*WORK REQUIRED:*
Output each entry exactly; skip nothing.
-------------------------
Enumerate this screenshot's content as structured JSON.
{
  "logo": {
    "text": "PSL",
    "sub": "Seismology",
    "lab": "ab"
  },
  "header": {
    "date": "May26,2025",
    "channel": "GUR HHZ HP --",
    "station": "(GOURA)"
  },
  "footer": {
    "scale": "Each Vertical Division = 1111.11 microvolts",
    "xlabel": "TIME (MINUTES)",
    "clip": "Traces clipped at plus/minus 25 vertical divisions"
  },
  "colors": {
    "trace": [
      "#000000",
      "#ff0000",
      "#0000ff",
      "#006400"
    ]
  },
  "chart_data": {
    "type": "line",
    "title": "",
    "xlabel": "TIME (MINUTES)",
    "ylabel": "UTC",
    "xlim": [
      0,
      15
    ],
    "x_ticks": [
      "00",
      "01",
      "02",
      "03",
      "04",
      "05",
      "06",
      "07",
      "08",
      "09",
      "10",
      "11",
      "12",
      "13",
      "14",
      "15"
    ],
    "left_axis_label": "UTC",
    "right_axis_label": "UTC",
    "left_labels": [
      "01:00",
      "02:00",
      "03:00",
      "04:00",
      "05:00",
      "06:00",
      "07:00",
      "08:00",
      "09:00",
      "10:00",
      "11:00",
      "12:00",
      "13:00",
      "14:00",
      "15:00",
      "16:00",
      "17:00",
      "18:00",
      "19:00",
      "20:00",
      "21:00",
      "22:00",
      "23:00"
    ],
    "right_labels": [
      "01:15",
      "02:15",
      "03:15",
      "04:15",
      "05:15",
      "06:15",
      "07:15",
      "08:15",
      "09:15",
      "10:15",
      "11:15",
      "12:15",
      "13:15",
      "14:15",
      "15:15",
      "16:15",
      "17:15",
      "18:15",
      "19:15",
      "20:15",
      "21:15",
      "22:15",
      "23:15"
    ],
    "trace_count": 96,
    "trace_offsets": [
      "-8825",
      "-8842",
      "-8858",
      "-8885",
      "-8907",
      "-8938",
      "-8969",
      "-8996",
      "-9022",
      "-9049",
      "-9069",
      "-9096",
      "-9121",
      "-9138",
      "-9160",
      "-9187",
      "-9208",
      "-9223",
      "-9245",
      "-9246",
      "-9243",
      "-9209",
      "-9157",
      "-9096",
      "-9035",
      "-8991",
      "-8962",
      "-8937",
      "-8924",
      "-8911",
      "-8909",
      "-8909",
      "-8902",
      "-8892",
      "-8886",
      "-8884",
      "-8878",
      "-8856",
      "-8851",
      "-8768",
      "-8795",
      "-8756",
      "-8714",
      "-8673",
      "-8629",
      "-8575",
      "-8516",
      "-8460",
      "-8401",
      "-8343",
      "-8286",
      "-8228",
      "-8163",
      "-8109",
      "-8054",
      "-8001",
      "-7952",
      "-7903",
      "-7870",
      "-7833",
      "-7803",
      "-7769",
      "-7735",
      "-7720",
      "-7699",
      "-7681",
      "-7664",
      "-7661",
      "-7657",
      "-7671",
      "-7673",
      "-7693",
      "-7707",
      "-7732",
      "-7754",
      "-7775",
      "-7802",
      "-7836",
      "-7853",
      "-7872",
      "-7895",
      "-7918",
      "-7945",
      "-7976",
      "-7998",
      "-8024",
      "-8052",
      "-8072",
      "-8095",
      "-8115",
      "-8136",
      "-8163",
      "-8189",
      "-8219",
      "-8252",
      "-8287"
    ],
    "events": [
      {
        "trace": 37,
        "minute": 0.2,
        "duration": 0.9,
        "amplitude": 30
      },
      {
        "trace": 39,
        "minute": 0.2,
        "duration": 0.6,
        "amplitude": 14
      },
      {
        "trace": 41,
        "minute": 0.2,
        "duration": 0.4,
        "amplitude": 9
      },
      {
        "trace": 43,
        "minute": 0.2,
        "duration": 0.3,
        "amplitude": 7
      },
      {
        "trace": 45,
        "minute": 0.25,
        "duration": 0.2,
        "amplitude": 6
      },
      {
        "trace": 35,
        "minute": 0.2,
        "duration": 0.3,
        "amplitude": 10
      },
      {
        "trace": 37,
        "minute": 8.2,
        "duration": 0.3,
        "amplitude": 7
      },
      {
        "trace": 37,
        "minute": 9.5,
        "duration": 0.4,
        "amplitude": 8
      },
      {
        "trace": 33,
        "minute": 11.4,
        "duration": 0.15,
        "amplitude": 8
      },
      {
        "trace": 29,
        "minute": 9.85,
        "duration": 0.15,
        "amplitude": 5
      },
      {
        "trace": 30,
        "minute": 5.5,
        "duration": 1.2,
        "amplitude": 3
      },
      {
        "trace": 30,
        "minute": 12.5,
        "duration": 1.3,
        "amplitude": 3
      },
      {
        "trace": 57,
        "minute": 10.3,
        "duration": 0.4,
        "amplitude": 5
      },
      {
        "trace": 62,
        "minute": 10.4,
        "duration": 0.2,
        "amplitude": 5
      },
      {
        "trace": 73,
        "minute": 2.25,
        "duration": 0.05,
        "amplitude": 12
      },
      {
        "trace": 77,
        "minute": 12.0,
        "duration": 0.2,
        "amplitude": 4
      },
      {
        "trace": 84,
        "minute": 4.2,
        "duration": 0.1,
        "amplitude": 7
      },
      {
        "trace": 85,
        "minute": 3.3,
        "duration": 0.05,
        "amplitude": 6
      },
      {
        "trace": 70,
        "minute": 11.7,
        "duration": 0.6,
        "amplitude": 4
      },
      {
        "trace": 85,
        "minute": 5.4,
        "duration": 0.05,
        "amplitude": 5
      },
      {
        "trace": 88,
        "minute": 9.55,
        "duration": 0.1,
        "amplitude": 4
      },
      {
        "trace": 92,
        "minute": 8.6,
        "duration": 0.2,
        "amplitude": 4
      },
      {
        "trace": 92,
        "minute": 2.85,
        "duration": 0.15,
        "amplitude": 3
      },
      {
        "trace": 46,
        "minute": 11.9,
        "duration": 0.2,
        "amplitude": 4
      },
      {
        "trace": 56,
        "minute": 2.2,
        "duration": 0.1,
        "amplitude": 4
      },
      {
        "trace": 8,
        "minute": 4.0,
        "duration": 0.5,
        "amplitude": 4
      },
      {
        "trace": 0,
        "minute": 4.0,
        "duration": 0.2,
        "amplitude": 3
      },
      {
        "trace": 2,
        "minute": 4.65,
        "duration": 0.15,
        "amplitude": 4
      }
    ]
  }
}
-------------------------
*SOLUTION TO THIS TASK:*
Enumerate this screenshot's content as structured JSON.
{
  "logo": {
    "text": "PSL",
    "sub": "Seismology",
    "lab": "ab"
  },
  "header": {
    "date": "May26,2025",
    "channel": "GUR HHZ HP --",
    "station": "(GOURA)"
  },
  "footer": {
    "scale": "Each Vertical Division = 1111.11 microvolts",
    "xlabel": "TIME (MINUTES)",
    "clip": "Traces clipped at plus/minus 25 vertical divisions"
  },
  "colors": {
    "trace": [
      "#000000",
      "#ff0000",
      "#0000ff",
      "#006400"
    ]
  },
  "chart_data": {
    "type": "line",
    "title": "",
    "xlabel": "TIME (MINUTES)",
    "ylabel": "UTC",
    "xlim": [
      0,
      15
    ],
    "x_ticks": [
      "00",
      "01",
      "02",
      "03",
      "04",
      "05",
      "06",
      "07",
      "08",
      "09",
      "10",
      "11",
      "12",
      "13",
      "14",
      "15"
    ],
    "left_axis_label": "UTC",
    "right_axis_label": "UTC",
    "left_labels": [
      "01:00",
      "02:00",
      "03:00",
      "04:00",
      "05:00",
      "06:00",
      "07:00",
      "08:00",
      "09:00",
      "10:00",
      "11:00",
      "12:00",
      "13:00",
      "14:00",
      "15:00",
      "16:00",
      "17:00",
      "18:00",
      "19:00",
      "20:00",
      "21:00",
      "22:00",
      "23:00"
    ],
    "right_labels": [
      "01:15",
      "02:15",
      "03:15",
      "04:15",
      "05:15",
      "06:15",
      "07:15",
      "08:15",
      "09:15",
      "10:15",
      "11:15",
      "12:15",
      "13:15",
      "14:15",
      "15:15",
      "16:15",
      "17:15",
      "18:15",
      "19:15",
      "20:15",
      "21:15",
      "22:15",
      "23:15"
    ],
    "trace_count": 96,
    "trace_offsets": [
      "-8825",
      "-8842",
      "-8858",
      "-8885",
      "-8907",
      "-8938",
      "-8969",
      "-8996",
      "-9022",
      "-9049",
      "-9069",
      "-9096",
      "-9121",
      "-9138",
      "-9160",
      "-9187",
      "-9208",
      "-9223",
      "-9245",
      "-9246",
      "-9243",
      "-9209",
      "-9157",
      "-9096",
      "-9035",
      "-8991",
      "-8962",
      "-8937",
      "-8924",
      "-8911",
      "-8909",
      "-8909",
      "-8902",
      "-8892",
      "-8886",
      "-8884",
      "-8878",
      "-8856",
      "-8851",
      "-8768",
      "-8795",
      "-8756",
      "-8714",
      "-8673",
      "-8629",
      "-8575",
      "-8516",
      "-8460",
      "-8401",
      "-8343",
      "-8286",
      "-8228",
      "-8163",
      "-8109",
      "-8054",
      "-8001",
      "-7952",
      "-7903",
      "-7870",
      "-7833",
      "-7803",
      "-7769",
      "-7735",
      "-7720",
      "-7699",
      "-7681",
      "-7664",
      "-7661",
      "-7657",
      "-7671",
      "-7673",
      "-7693",
      "-7707",
      "-7732",
      "-7754",
      "-7775",
      "-7802",
      "-7836",
      "-7853",
      "-7872",
      "-7895",
      "-7918",
      "-7945",
      "-7976",
      "-7998",
      "-8024",
      "-8052",
      "-8072",
      "-8095",
      "-8115",
      "-8136",
      "-8163",
      "-8189",
      "-8219",
      "-8252",
      "-8287"
    ],
    "events": [
      {
        "trace": 37,
        "minute": 0.2,
        "duration": 0.9,
        "amplitude": 30
      },
      {
        "trace": 39,
        "minute": 0.2,
        "duration": 0.6,
        "amplitude": 14
      },
      {
        "trace": 41,
        "minute": 0.2,
        "duration": 0.4,
        "amplitude": 9
      },
      {
        "trace": 43,
        "minute": 0.2,
        "duration": 0.3,
        "amplitude": 7
      },
      {
        "trace": 45,
        "minute": 0.25,
        "duration": 0.2,
        "amplitude": 6
      },
      {
        "trace": 35,
        "minute": 0.2,
        "duration": 0.3,
        "amplitude": 10
      },
      {
        "trace": 37,
        "minute": 8.2,
        "duration": 0.3,
        "amplitude": 7
      },
      {
        "trace": 37,
        "minute": 9.5,
        "duration": 0.4,
        "amplitude": 8
      },
      {
        "trace": 33,
        "minute": 11.4,
        "duration": 0.15,
        "amplitude": 8
      },
      {
        "trace": 29,
        "minute": 9.85,
        "duration": 0.15,
        "amplitude": 5
      },
      {
        "trace": 30,
        "minute": 5.5,
        "duration": 1.2,
        "amplitude": 3
      },
      {
        "trace": 30,
        "minute": 12.5,
        "duration": 1.3,
        "amplitude": 3
      },
      {
        "trace": 57,
        "minute": 10.3,
        "duration": 0.4,
        "amplitude": 5
      },
      {
        "trace": 62,
        "minute": 10.4,
        "duration": 0.2,
        "amplitude": 5
      },
      {
        "trace": 73,
        "minute": 2.25,
        "duration": 0.05,
        "amplitude": 12
      },
      {
        "trace": 77,
        "minute": 12.0,
        "duration": 0.2,
        "amplitude": 4
      },
      {
        "trace": 84,
        "minute": 4.2,
        "duration": 0.1,
        "amplitude": 7
      },
      {
        "trace": 85,
        "minute": 3.3,
        "duration": 0.05,
        "amplitude": 6
      },
      {
        "trace": 70,
        "minute": 11.7,
        "duration": 0.6,
        "amplitude": 4
      },
      {
        "trace": 85,
        "minute": 5.4,
        "duration": 0.05,
        "amplitude": 5
      },
      {
        "trace": 88,
        "minute": 9.55,
        "duration": 0.1,
        "amplitude": 4
      },
      {
        "trace": 92,
        "minute": 8.6,
        "duration": 0.2,
        "amplitude": 4
      },
      {
        "trace": 92,
        "minute": 2.85,
        "duration": 0.15,
        "amplitude": 3
      },
      {
        "trace": 46,
        "minute": 11.9,
        "duration": 0.2,
        "amplitude": 4
      },
      {
        "trace": 56,
        "minute": 2.2,
        "duration": 0.1,
        "amplitude": 4
      },
      {
        "trace": 8,
        "minute": 4.0,
        "duration": 0.5,
        "amplitude": 4
      },
      {
        "trace": 0,
        "minute": 4.0,
        "duration": 0.2,
        "amplitude": 3
      },
      {
        "trace": 2,
        "minute": 4.65,
        "duration": 0.15,
        "amplitude": 4
      }
    ]
  }
}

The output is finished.